What to do: Copy the data exactly as it appears, and do not include any pictures.

Items listed in a dataset
● ● ● ●

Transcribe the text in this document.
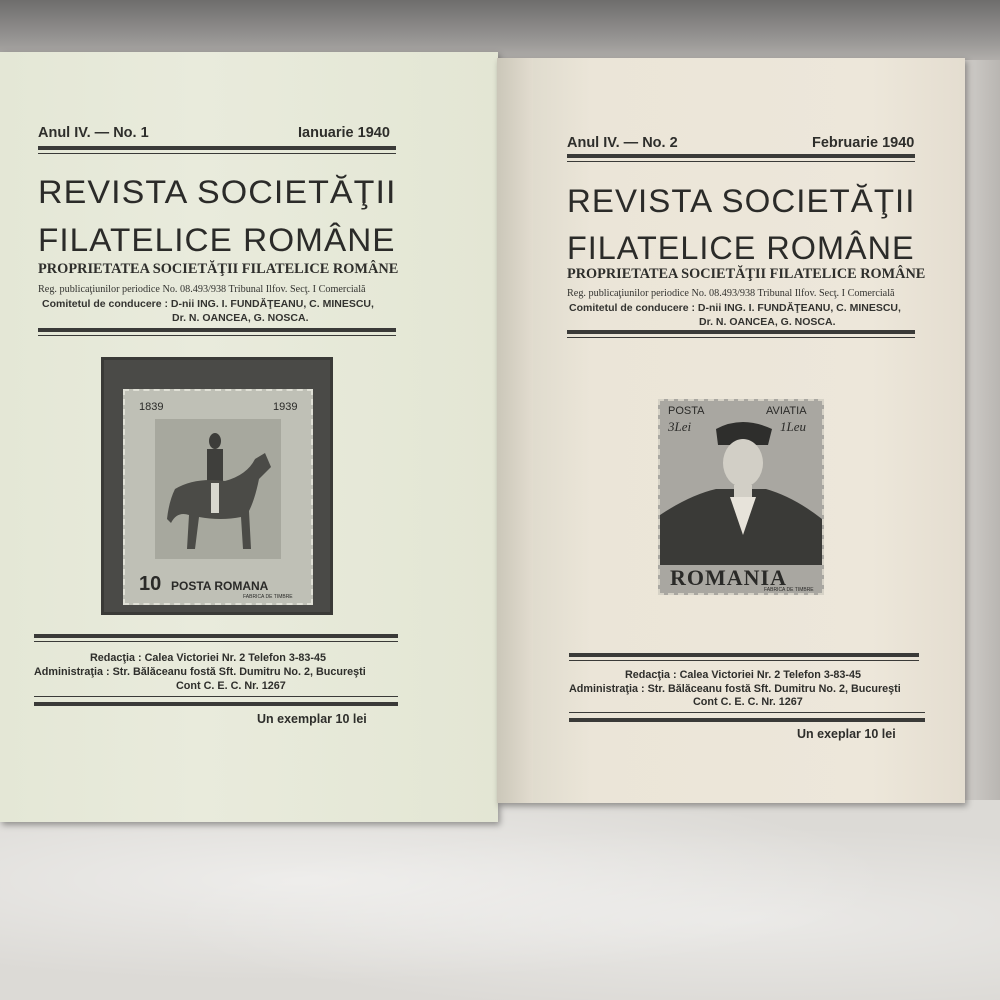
Anul IV. — No. 1	Ianuarie 1940
REVISTA SOCIETĂŢII
FILATELICE ROMÂNE
PROPRIETATEA SOCIETĂŢII FILATELICE ROMÂNE
Reg. publicaţiunilor periodice No. 08.493/938 Tribunal Ilfov. Secţ. I Comercială
Comitetul de conducere : D-nii ING. I. FUNDĂŢEANU, C. MINESCU,
Dr. N. OANCEA, G. NOSCA.
1839	1939
10 POSTA ROMANA
FABRICA DE TIMBRE
Redacţia : Calea Victoriei Nr. 2 Telefon 3-83-45
Administraţia : Str. Bălăceanu fostă Sft. Dumitru No. 2, Bucureşti
Cont C. E. C. Nr. 1267
Un exemplar 10 lei
Anul IV. — No. 2	Februarie 1940
REVISTA SOCIETĂŢII
FILATELICE ROMÂNE
PROPRIETATEA SOCIETĂŢII FILATELICE ROMÂNE
Reg. publicaţiunilor periodice No. 08.493/938 Tribunal Ilfov. Secţ. I Comercială
Comitetul de conducere : D-nii ING. I. FUNDĂŢEANU, C. MINESCU,
Dr. N. OANCEA, G. NOSCA.
POSTA	AVIATIA
3Lei	1Leu
ROMANIA
FABRICA DE TIMBRE
Redacţia : Calea Victoriei Nr. 2 Telefon 3-83-45
Administraţia : Str. Bălăceanu fostă Sft. Dumitru No. 2, Bucureşti
Cont C. E. C. Nr. 1267
Un exeplar 10 lei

● ● ● ●

Solution for this exercise:
Transcribe the text in this document.
Anul IV. — No. 1	Ianuarie 1940
REVISTA SOCIETĂŢII
FILATELICE ROMÂNE
PROPRIETATEA SOCIETĂŢII FILATELICE ROMÂNE
Reg. publicaţiunilor periodice No. 08.493/938 Tribunal Ilfov. Secţ. I Comercială
Comitetul de conducere : D-nii ING. I. FUNDĂŢEANU, C. MINESCU,
Dr. N. OANCEA, G. NOSCA.
1839	1939
10 POSTA ROMANA
FABRICA DE TIMBRE
Redacţia : Calea Victoriei Nr. 2 Telefon 3-83-45
Administraţia : Str. Bălăceanu fostă Sft. Dumitru No. 2, Bucureşti
Cont C. E. C. Nr. 1267
Un exemplar 10 lei
Anul IV. — No. 2	Februarie 1940
REVISTA SOCIETĂŢII
FILATELICE ROMÂNE
PROPRIETATEA SOCIETĂŢII FILATELICE ROMÂNE
Reg. publicaţiunilor periodice No. 08.493/938 Tribunal Ilfov. Secţ. I Comercială
Comitetul de conducere : D-nii ING. I. FUNDĂŢEANU, C. MINESCU,
Dr. N. OANCEA, G. NOSCA.
POSTA	AVIATIA
3Lei	1Leu
ROMANIA
FABRICA DE TIMBRE
Redacţia : Calea Victoriei Nr. 2 Telefon 3-83-45
Administraţia : Str. Bălăceanu fostă Sft. Dumitru No. 2, Bucureşti
Cont C. E. C. Nr. 1267
Un exeplar 10 lei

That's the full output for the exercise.